TASK TO CARRY OUT -
Provide only the number of lines where "JSON" occurs.
[Start of EXERCISE INPUT]
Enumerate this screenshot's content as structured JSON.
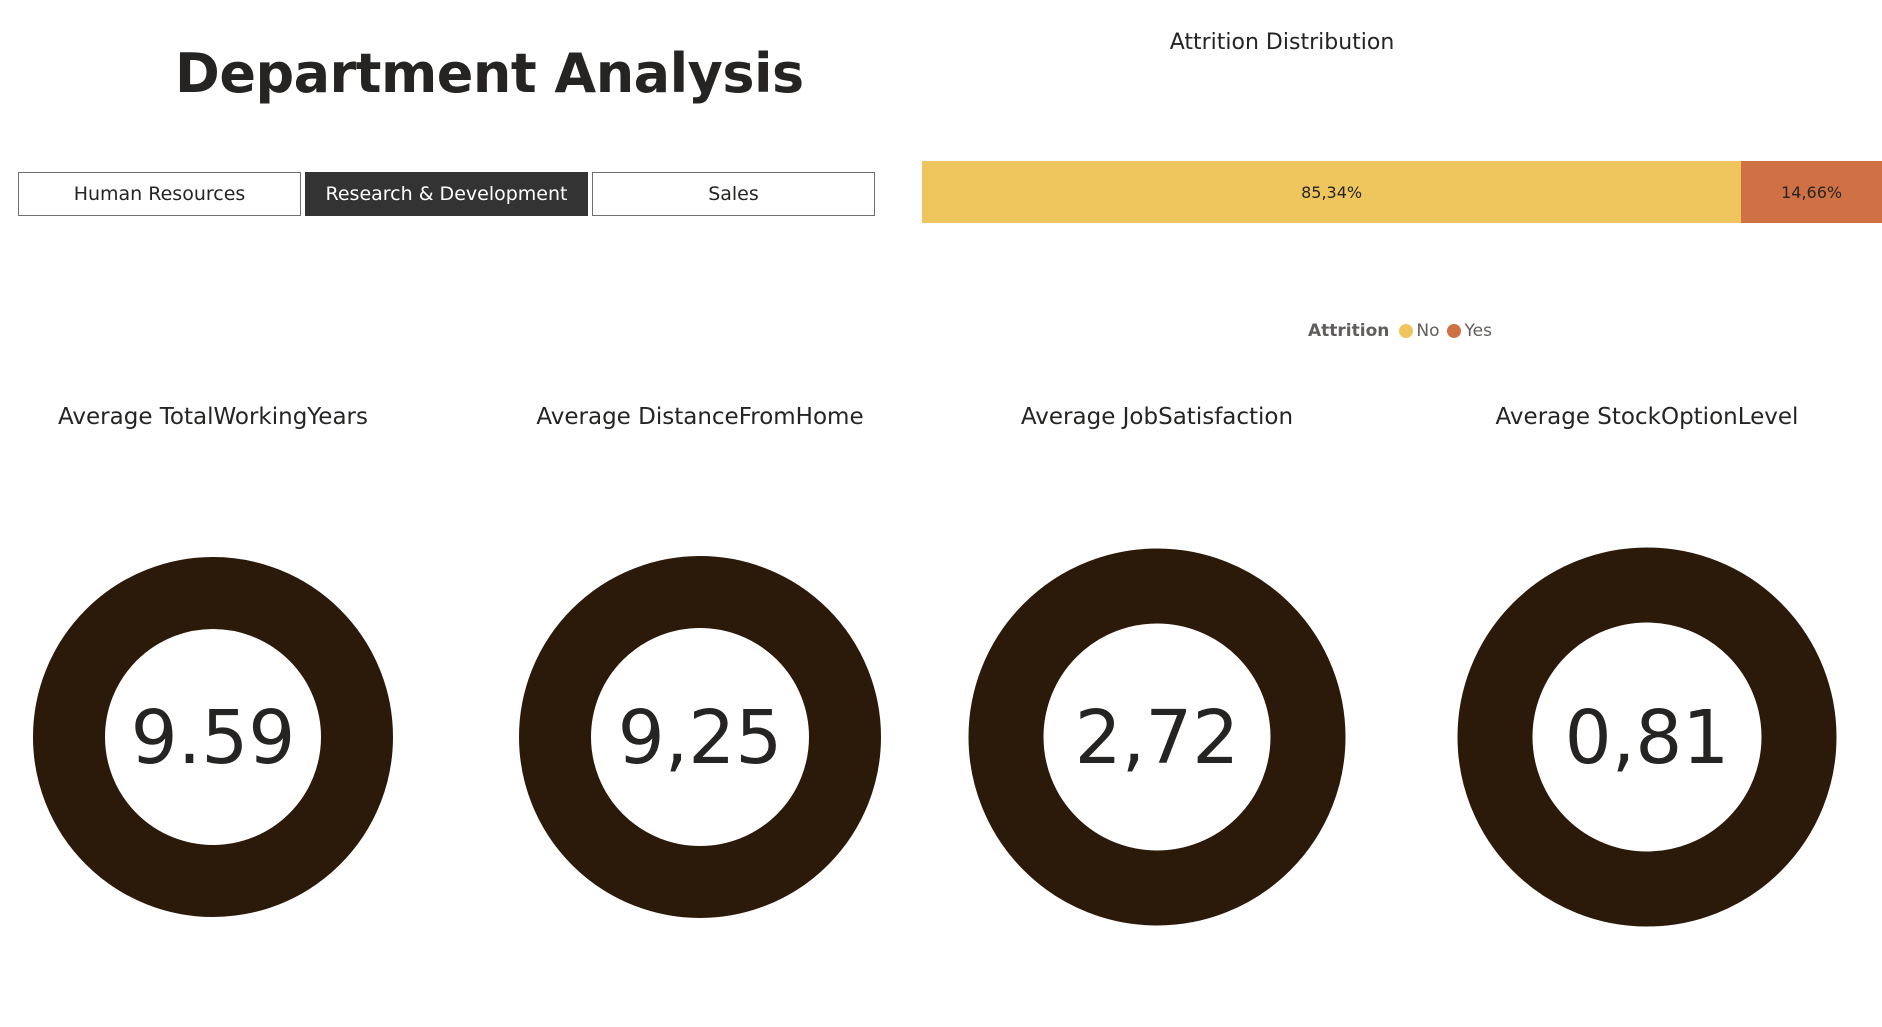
{
  "header": {
    "title": "Department Analysis"
  },
  "slicer": {
    "items": [
      {
        "label": "Human Resources",
        "selected": false
      },
      {
        "label": "Research & Development",
        "selected": true
      },
      {
        "label": "Sales",
        "selected": false
      }
    ]
  },
  "attrition": {
    "title": "Attrition Distribution",
    "legend_title": "Attrition",
    "segments": [
      {
        "name": "No",
        "label": "85,34%",
        "value": 85.34,
        "color": "#EFC65E"
      },
      {
        "name": "Yes",
        "label": "14,66%",
        "value": 14.66,
        "color": "#D07145"
      }
    ]
  },
  "kpis": [
    {
      "title": "Average TotalWorkingYears",
      "value": "9.59"
    },
    {
      "title": "Average DistanceFromHome",
      "value": "9,25"
    },
    {
      "title": "Average JobSatisfaction",
      "value": "2,72"
    },
    {
      "title": "Average StockOptionLevel",
      "value": "0,81"
    }
  ],
  "colors": {
    "donut": "#2B1A09",
    "slicer_selected_bg": "#333333",
    "bar_no": "#EFC65E",
    "bar_yes": "#D07145"
  }
}
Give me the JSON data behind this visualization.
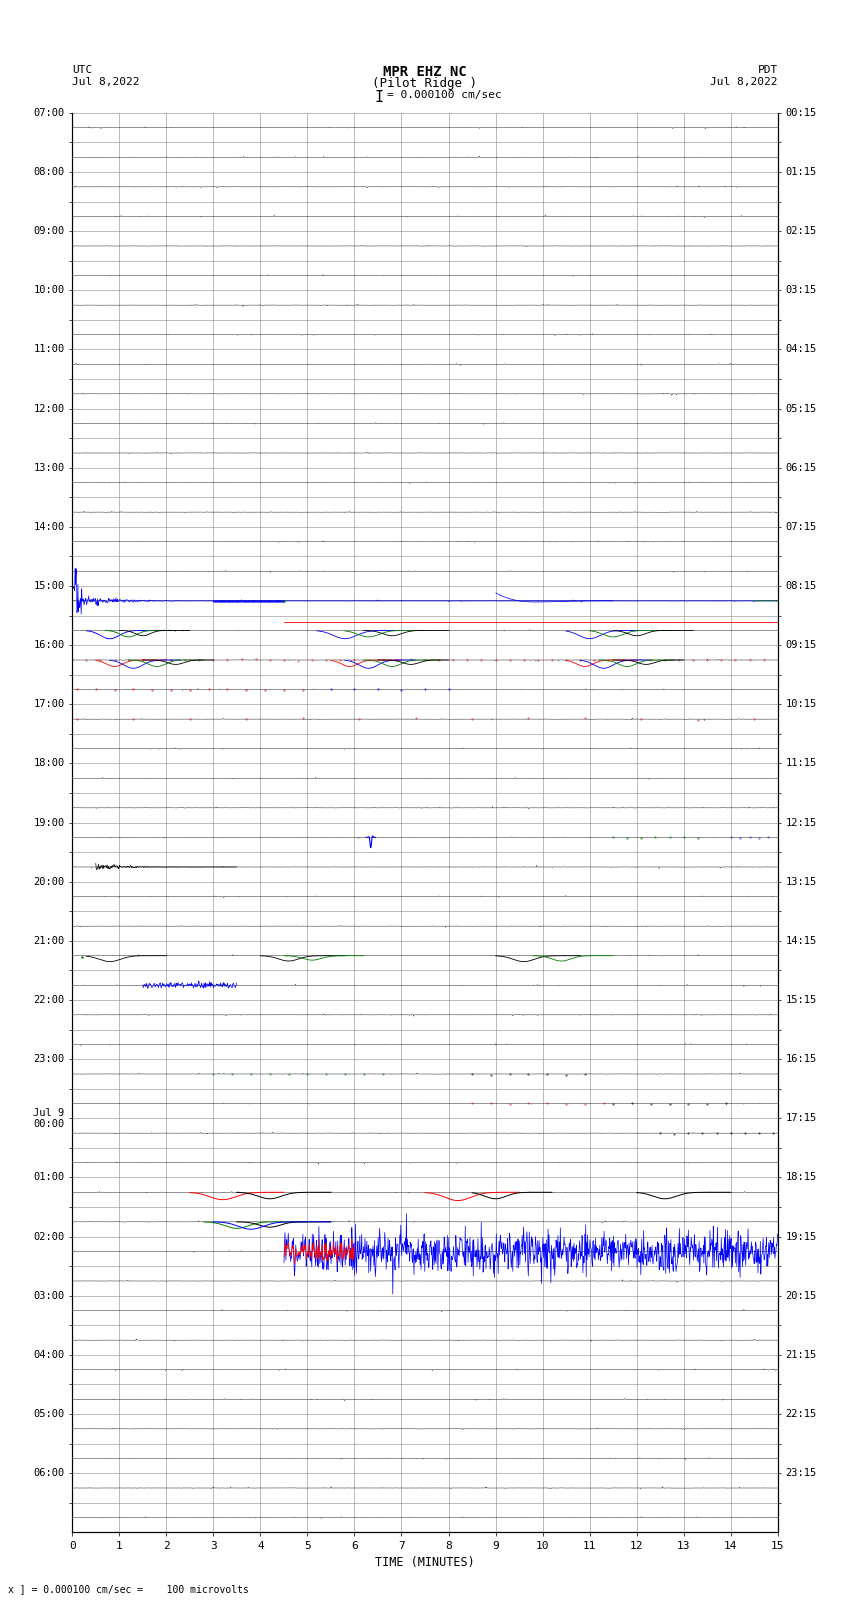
[End of EXERCISE INPUT]
SOLVED EXERCISE -
2